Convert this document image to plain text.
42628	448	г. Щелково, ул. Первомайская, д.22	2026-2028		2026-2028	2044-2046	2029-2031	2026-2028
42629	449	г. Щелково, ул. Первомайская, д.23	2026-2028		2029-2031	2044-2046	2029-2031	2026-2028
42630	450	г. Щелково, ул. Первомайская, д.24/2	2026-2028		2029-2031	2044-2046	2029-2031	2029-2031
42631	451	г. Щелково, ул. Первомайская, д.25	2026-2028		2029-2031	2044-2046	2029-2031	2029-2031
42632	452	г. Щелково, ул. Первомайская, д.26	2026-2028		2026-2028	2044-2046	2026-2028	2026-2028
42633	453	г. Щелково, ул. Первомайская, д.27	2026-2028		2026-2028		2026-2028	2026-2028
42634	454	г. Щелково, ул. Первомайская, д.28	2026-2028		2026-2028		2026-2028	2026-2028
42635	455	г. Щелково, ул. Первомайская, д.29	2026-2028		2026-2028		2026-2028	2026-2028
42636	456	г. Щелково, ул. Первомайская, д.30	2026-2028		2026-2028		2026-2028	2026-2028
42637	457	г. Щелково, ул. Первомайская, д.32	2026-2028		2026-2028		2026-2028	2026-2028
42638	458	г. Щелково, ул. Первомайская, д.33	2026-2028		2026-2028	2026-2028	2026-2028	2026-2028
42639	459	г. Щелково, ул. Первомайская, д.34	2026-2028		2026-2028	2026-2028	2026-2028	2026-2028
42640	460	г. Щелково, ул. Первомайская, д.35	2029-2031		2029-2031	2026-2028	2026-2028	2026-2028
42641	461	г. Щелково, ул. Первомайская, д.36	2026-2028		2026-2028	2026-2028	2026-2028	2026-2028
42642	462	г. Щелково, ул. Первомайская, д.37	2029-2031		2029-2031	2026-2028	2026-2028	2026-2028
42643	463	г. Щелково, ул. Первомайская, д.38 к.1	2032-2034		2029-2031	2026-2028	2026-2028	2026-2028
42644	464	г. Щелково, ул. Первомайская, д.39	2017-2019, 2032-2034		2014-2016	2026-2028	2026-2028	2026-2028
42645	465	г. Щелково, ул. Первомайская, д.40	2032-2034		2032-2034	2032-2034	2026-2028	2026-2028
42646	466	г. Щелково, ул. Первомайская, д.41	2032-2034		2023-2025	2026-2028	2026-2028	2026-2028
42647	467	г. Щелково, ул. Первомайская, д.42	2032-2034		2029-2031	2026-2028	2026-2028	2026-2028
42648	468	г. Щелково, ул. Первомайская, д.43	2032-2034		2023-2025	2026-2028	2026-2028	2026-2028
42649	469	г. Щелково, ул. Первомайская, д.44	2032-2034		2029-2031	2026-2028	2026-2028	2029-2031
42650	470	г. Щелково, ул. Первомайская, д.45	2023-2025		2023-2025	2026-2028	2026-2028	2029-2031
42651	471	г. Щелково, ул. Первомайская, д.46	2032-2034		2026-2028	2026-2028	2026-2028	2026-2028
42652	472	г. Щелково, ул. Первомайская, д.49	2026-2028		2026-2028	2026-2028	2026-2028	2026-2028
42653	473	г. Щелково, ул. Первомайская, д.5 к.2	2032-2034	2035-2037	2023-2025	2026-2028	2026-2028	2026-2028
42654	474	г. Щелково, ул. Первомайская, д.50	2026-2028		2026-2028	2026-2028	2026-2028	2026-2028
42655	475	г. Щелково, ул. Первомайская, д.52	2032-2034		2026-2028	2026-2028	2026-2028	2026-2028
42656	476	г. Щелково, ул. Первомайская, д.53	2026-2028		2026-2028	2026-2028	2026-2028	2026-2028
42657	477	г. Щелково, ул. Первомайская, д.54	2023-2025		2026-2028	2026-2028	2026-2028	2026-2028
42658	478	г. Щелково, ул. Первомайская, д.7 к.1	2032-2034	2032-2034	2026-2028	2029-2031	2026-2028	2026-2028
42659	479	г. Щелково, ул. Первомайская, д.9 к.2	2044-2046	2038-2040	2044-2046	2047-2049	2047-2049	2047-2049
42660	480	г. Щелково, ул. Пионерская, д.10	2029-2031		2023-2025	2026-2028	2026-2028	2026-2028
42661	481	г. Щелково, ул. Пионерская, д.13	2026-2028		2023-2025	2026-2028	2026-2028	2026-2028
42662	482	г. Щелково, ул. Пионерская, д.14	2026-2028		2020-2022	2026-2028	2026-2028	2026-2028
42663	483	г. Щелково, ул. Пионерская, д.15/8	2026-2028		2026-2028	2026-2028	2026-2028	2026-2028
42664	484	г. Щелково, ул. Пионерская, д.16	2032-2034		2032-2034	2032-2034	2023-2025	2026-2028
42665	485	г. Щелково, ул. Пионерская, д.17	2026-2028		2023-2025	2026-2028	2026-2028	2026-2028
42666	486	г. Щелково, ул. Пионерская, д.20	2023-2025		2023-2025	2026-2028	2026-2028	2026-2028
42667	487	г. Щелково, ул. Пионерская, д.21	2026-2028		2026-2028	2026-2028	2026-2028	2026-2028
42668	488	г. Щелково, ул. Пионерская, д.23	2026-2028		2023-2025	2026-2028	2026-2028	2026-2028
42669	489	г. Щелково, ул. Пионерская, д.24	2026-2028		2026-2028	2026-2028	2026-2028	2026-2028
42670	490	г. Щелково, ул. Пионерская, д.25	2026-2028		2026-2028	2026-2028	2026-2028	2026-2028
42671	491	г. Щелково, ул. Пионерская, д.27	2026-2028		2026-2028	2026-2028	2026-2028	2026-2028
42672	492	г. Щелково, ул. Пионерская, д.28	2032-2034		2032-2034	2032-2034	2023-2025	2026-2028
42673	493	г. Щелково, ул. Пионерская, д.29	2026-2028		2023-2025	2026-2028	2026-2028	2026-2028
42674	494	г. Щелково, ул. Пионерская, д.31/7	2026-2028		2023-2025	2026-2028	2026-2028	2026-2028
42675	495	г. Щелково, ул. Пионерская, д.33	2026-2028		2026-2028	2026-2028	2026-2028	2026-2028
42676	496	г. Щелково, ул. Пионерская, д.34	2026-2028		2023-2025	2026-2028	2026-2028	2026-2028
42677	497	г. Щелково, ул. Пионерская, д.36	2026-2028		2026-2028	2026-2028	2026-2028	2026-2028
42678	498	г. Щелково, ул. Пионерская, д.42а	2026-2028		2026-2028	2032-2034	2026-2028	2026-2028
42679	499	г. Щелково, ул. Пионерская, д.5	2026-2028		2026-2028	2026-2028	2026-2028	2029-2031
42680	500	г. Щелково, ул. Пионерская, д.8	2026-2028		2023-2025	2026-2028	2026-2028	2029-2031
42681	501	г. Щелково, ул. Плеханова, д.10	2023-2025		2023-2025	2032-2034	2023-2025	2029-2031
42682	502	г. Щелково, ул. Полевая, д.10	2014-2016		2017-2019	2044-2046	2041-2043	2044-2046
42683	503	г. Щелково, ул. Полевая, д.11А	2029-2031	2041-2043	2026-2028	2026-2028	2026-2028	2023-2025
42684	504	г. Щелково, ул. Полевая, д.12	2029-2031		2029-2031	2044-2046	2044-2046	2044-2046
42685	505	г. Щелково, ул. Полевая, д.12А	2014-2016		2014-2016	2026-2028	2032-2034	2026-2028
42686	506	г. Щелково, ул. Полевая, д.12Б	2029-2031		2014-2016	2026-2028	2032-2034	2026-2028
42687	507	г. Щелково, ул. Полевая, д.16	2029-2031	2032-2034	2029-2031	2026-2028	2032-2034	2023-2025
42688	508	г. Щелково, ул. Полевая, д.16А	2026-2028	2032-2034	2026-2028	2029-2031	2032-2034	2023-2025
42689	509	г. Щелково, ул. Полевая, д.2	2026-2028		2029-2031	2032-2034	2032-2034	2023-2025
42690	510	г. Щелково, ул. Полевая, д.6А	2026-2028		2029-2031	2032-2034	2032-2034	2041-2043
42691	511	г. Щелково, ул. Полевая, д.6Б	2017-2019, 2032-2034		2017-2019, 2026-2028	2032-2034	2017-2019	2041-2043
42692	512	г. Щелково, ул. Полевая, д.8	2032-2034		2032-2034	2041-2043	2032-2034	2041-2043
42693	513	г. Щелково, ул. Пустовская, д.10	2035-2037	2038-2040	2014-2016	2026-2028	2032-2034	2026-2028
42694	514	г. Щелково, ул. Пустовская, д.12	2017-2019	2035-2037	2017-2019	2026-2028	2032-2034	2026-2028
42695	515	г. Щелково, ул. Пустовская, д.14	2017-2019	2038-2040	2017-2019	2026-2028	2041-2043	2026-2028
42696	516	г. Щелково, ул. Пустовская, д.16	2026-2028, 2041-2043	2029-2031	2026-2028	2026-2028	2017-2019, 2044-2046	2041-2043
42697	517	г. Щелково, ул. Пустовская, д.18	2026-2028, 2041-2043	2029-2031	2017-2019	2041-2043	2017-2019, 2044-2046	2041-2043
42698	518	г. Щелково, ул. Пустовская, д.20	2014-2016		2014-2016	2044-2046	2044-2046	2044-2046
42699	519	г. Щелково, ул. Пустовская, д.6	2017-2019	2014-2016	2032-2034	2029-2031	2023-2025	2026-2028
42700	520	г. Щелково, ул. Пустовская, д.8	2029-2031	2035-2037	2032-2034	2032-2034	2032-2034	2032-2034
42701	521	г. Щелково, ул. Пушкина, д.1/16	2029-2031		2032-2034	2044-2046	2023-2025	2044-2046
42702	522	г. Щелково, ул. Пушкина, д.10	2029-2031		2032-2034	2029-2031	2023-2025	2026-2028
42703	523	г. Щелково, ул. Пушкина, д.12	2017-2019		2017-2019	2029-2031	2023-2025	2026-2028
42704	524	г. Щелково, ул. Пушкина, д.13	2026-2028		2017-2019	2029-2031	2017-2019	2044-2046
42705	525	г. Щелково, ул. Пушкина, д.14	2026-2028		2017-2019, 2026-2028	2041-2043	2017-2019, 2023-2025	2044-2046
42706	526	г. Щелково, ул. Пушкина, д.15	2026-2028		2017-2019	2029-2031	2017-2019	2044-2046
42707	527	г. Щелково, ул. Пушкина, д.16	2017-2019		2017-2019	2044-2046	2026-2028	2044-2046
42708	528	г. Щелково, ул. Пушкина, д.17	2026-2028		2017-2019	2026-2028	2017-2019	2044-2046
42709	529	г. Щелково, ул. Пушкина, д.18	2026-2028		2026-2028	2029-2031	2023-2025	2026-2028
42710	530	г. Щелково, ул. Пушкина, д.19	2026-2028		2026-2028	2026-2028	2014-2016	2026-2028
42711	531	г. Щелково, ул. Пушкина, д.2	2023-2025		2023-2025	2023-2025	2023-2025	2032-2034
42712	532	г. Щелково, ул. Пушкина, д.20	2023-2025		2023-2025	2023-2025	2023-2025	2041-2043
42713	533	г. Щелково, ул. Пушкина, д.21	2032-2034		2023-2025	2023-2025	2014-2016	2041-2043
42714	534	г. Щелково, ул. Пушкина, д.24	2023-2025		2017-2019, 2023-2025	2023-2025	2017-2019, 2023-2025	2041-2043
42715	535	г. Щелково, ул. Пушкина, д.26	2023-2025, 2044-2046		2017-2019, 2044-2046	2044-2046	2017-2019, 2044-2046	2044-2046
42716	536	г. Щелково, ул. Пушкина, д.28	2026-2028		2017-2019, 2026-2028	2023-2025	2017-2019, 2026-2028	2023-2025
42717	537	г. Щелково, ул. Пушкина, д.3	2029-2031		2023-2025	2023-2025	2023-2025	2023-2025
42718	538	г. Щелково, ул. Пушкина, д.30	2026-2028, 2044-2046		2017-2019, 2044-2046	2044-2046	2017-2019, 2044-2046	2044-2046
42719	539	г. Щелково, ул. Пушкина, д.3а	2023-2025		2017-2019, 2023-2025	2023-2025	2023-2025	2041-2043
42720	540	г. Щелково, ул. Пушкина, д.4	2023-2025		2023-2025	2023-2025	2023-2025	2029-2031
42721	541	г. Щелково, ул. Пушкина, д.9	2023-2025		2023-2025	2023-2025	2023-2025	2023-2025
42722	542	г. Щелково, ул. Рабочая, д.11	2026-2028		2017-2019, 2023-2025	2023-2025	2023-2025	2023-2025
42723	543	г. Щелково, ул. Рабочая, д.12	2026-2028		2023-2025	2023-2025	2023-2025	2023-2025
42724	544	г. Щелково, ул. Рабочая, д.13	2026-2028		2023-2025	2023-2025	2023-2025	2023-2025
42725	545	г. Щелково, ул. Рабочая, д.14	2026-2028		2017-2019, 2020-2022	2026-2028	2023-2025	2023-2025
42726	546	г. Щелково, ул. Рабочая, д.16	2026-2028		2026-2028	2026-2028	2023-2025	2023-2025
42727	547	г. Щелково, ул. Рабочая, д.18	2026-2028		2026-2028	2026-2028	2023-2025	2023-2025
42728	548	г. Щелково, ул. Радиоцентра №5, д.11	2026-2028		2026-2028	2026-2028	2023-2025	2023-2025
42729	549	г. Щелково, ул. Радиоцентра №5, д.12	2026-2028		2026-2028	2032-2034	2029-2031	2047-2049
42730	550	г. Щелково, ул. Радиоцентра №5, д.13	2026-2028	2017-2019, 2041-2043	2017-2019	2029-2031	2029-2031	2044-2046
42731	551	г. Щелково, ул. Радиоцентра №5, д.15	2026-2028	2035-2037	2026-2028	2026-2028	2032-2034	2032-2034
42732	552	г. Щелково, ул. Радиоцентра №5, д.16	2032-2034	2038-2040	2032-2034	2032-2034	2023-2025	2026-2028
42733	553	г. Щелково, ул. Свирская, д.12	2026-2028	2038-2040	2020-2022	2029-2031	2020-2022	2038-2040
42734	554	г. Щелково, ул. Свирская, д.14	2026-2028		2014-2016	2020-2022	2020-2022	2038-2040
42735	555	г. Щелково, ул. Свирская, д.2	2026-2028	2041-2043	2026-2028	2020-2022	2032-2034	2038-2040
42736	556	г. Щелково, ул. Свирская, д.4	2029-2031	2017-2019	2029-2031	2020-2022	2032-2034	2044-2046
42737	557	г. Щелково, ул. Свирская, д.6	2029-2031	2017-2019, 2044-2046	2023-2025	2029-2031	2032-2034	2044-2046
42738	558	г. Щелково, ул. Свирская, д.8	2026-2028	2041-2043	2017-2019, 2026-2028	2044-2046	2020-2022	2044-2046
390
● ● ● ● ●
* WHAT THE TASK REQUIRES
From the listing above, collect every line that mentions the word "Свирская".

* OUTPUT BELOW
42733	553	г. Щелково, ул. Свирская, д.12	2026-2028	2038-2040	2020-2022	2029-2031	2020-2022	2038-2040
42734	554	г. Щелково, ул. Свирская, д.14	2026-2028		2014-2016	2020-2022	2020-2022	2038-2040
42735	555	г. Щелково, ул. Свирская, д.2	2026-2028	2041-2043	2026-2028	2020-2022	2032-2034	2038-2040
42736	556	г. Щелково, ул. Свирская, д.4	2029-2031	2017-2019	2029-2031	2020-2022	2032-2034	2044-2046
42737	557	г. Щелково, ул. Свирская, д.6	2029-2031	2017-2019, 2044-2046	2023-2025	2029-2031	2032-2034	2044-2046
42738	558	г. Щелково, ул. Свирская, д.8	2026-2028	2041-2043	2017-2019, 2026-2028	2044-2046	2020-2022	2044-2046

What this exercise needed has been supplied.